Problem details: Copy the rows below word for word, starting with the row that contains "wind-vector-arrow (679, 647, 689, 652)" and ending with the row that contains "wind-vector-arrow (169, 751, 175, 760)", both included.

[Spatial annotation entries]
★ ★ ★ ★
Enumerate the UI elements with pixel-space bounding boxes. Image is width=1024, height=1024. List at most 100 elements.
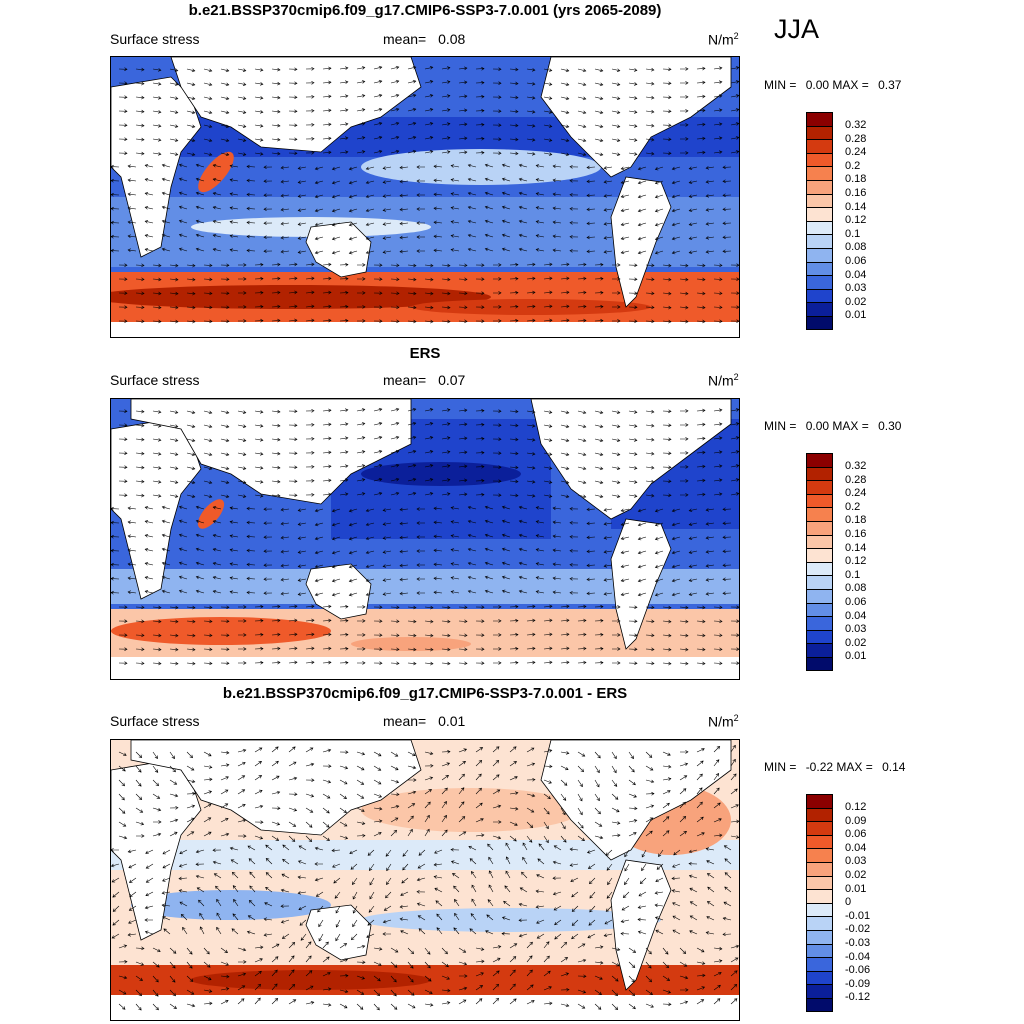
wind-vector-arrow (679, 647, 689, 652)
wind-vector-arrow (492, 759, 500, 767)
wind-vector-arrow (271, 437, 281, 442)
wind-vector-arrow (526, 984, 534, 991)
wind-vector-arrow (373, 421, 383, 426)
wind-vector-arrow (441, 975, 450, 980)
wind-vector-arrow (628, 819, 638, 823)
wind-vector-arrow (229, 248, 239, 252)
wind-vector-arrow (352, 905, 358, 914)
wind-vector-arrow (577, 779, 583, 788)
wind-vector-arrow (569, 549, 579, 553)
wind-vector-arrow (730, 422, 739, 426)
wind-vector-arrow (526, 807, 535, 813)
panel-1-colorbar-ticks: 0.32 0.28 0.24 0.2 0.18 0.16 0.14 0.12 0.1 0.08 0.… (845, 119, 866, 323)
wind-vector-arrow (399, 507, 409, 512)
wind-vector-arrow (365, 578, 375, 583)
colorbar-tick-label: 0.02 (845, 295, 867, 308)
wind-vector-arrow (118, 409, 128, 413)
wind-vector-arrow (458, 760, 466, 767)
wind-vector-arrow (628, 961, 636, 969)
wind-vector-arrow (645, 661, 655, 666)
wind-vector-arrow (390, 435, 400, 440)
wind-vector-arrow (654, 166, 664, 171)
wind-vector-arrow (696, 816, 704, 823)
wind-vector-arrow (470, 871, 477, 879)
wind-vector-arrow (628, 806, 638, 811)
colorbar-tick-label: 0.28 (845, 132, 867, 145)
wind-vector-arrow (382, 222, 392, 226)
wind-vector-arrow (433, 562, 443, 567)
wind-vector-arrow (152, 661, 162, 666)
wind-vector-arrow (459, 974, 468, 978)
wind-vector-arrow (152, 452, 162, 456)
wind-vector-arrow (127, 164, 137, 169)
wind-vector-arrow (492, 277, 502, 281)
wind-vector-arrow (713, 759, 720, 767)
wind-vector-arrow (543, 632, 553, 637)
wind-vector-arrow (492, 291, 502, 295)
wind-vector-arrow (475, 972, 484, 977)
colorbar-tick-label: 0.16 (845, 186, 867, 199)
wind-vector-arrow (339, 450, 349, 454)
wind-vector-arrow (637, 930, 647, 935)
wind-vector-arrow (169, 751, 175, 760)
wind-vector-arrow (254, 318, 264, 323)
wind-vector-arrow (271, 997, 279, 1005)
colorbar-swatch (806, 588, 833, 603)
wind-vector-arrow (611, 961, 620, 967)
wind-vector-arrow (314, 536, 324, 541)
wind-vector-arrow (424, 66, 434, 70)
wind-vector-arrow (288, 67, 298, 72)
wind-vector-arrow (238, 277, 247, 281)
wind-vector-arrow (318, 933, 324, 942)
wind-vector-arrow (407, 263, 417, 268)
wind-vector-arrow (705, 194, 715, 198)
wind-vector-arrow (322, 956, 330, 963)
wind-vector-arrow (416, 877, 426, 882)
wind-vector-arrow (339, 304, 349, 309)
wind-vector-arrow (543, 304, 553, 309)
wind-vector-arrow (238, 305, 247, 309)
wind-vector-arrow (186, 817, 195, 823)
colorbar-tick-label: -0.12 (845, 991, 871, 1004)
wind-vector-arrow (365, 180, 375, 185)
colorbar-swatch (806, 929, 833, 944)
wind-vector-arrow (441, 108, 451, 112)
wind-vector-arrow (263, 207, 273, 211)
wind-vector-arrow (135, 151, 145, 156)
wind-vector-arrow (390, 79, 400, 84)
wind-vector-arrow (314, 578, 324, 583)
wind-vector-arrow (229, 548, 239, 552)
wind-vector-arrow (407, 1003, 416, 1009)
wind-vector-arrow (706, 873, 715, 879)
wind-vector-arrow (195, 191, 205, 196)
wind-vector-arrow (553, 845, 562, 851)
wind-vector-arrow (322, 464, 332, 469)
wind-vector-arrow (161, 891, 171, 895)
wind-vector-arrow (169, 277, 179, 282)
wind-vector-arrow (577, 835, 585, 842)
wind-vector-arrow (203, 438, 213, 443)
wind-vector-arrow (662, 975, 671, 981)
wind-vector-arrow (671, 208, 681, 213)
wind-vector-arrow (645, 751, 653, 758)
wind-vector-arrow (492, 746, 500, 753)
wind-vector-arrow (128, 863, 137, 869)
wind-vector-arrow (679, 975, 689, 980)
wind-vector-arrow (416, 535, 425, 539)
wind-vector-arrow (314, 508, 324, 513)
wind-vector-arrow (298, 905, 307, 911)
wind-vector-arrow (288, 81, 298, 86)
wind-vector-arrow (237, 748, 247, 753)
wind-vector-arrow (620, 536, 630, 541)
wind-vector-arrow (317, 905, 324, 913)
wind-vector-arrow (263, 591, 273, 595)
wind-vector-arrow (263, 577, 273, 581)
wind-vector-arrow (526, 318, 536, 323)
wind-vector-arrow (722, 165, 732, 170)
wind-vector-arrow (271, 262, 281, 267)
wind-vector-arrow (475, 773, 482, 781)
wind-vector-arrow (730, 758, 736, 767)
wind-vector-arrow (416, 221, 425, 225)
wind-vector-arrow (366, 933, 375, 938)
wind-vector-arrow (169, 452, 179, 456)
★ ★ ★ ★
Problem solution:
wind-vector-arrow (679, 647, 689, 652)
wind-vector-arrow (492, 759, 500, 767)
wind-vector-arrow (271, 437, 281, 442)
wind-vector-arrow (526, 984, 534, 991)
wind-vector-arrow (373, 421, 383, 426)
wind-vector-arrow (441, 975, 450, 980)
wind-vector-arrow (628, 819, 638, 823)
wind-vector-arrow (229, 248, 239, 252)
wind-vector-arrow (352, 905, 358, 914)
wind-vector-arrow (577, 779, 583, 788)
wind-vector-arrow (569, 549, 579, 553)
wind-vector-arrow (730, 422, 739, 426)
wind-vector-arrow (526, 807, 535, 813)
panel-1-colorbar-ticks: 0.32 0.28 0.24 0.2 0.18 0.16 0.14 0.12 0.1 0.08 0.… (845, 119, 866, 323)
wind-vector-arrow (399, 507, 409, 512)
wind-vector-arrow (365, 578, 375, 583)
colorbar-tick-label: 0.02 (845, 295, 867, 308)
wind-vector-arrow (118, 409, 128, 413)
wind-vector-arrow (458, 760, 466, 767)
wind-vector-arrow (628, 961, 636, 969)
wind-vector-arrow (645, 661, 655, 666)
wind-vector-arrow (390, 435, 400, 440)
wind-vector-arrow (654, 166, 664, 171)
wind-vector-arrow (696, 816, 704, 823)
wind-vector-arrow (470, 871, 477, 879)
wind-vector-arrow (628, 806, 638, 811)
colorbar-tick-label: 0.28 (845, 132, 867, 145)
wind-vector-arrow (382, 222, 392, 226)
wind-vector-arrow (433, 562, 443, 567)
wind-vector-arrow (152, 661, 162, 666)
wind-vector-arrow (459, 974, 468, 978)
wind-vector-arrow (152, 452, 162, 456)
wind-vector-arrow (127, 164, 137, 169)
wind-vector-arrow (492, 277, 502, 281)
wind-vector-arrow (713, 759, 720, 767)
wind-vector-arrow (543, 632, 553, 637)
wind-vector-arrow (492, 291, 502, 295)
wind-vector-arrow (475, 972, 484, 977)
colorbar-tick-label: 0.16 (845, 186, 867, 199)
wind-vector-arrow (339, 450, 349, 454)
wind-vector-arrow (637, 930, 647, 935)
wind-vector-arrow (169, 751, 175, 760)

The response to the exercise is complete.